_Short exercise_
What is the number of lines in the data that hold the string "广电总局"? Reply with that number only.

_ _ _ _ _ _ _

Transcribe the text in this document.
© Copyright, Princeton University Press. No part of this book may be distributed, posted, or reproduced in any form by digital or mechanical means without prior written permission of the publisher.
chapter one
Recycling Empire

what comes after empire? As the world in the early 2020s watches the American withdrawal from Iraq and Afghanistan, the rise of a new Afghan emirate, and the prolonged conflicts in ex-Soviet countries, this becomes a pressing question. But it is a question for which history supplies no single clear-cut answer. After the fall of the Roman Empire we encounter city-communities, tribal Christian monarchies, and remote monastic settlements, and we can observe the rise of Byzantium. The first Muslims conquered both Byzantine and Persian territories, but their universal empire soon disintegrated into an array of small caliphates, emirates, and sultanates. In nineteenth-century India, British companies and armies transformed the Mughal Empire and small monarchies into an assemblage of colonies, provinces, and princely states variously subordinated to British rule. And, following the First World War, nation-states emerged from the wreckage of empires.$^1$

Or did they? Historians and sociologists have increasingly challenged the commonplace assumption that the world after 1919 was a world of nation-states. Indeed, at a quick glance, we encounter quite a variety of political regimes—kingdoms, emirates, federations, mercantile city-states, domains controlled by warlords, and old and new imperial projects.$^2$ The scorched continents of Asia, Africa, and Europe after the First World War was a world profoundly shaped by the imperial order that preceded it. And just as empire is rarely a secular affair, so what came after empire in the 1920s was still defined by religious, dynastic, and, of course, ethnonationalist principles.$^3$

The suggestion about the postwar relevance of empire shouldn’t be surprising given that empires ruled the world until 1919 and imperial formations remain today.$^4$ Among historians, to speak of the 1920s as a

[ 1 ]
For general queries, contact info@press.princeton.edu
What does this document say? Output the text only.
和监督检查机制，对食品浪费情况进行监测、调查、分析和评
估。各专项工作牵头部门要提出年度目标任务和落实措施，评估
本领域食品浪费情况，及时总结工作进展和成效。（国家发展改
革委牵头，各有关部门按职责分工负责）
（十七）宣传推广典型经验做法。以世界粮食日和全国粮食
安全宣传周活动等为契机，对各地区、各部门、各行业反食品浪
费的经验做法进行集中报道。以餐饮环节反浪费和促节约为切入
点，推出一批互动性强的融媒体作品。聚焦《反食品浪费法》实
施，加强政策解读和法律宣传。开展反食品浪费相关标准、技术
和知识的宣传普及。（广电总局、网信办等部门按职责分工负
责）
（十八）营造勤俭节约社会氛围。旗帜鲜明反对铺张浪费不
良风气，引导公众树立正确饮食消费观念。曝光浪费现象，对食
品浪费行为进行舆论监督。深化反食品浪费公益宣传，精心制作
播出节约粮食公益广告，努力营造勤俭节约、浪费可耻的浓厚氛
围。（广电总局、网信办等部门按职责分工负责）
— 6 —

_ _ _ _ _ _ _

_Result for this exercise_
2